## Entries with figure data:

+-------+

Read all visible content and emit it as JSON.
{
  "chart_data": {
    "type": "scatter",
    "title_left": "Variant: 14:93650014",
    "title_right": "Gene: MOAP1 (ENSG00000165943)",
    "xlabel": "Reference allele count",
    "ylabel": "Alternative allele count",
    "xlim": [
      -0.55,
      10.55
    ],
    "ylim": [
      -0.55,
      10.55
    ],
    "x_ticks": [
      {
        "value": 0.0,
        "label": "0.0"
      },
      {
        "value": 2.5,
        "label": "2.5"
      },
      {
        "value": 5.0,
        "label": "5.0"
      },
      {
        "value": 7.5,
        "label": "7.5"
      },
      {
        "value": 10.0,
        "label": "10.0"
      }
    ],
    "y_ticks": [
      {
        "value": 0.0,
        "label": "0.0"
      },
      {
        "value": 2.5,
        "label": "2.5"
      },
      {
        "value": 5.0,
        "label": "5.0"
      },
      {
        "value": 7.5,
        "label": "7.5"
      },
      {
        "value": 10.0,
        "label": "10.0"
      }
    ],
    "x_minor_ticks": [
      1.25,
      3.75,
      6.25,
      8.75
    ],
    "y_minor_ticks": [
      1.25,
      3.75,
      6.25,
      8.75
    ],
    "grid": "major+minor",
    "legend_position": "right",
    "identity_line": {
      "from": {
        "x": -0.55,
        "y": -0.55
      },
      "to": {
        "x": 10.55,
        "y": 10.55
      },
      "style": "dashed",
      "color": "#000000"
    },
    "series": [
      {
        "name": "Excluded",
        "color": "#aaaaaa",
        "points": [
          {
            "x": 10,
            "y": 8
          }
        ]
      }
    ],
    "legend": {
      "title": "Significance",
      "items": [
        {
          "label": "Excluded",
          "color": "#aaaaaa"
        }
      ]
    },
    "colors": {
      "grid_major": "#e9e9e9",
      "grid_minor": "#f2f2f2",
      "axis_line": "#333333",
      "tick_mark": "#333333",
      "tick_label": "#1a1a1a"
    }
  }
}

+-------+

## Directions for this task:
Your task is to output all of the data above word for word.

## Exercise output:
Read all visible content and emit it as JSON.
{
  "chart_data": {
    "type": "scatter",
    "title_left": "Variant: 14:93650014",
    "title_right": "Gene: MOAP1 (ENSG00000165943)",
    "xlabel": "Reference allele count",
    "ylabel": "Alternative allele count",
    "xlim": [
      -0.55,
      10.55
    ],
    "ylim": [
      -0.55,
      10.55
    ],
    "x_ticks": [
      {
        "value": 0.0,
        "label": "0.0"
      },
      {
        "value": 2.5,
        "label": "2.5"
      },
      {
        "value": 5.0,
        "label": "5.0"
      },
      {
        "value": 7.5,
        "label": "7.5"
      },
      {
        "value": 10.0,
        "label": "10.0"
      }
    ],
    "y_ticks": [
      {
        "value": 0.0,
        "label": "0.0"
      },
      {
        "value": 2.5,
        "label": "2.5"
      },
      {
        "value": 5.0,
        "label": "5.0"
      },
      {
        "value": 7.5,
        "label": "7.5"
      },
      {
        "value": 10.0,
        "label": "10.0"
      }
    ],
    "x_minor_ticks": [
      1.25,
      3.75,
      6.25,
      8.75
    ],
    "y_minor_ticks": [
      1.25,
      3.75,
      6.25,
      8.75
    ],
    "grid": "major+minor",
    "legend_position": "right",
    "identity_line": {
      "from": {
        "x": -0.55,
        "y": -0.55
      },
      "to": {
        "x": 10.55,
        "y": 10.55
      },
      "style": "dashed",
      "color": "#000000"
    },
    "series": [
      {
        "name": "Excluded",
        "color": "#aaaaaa",
        "points": [
          {
            "x": 10,
            "y": 8
          }
        ]
      }
    ],
    "legend": {
      "title": "Significance",
      "items": [
        {
          "label": "Excluded",
          "color": "#aaaaaa"
        }
      ]
    },
    "colors": {
      "grid_major": "#e9e9e9",
      "grid_minor": "#f2f2f2",
      "axis_line": "#333333",
      "tick_mark": "#333333",
      "tick_label": "#1a1a1a"
    }
  }
}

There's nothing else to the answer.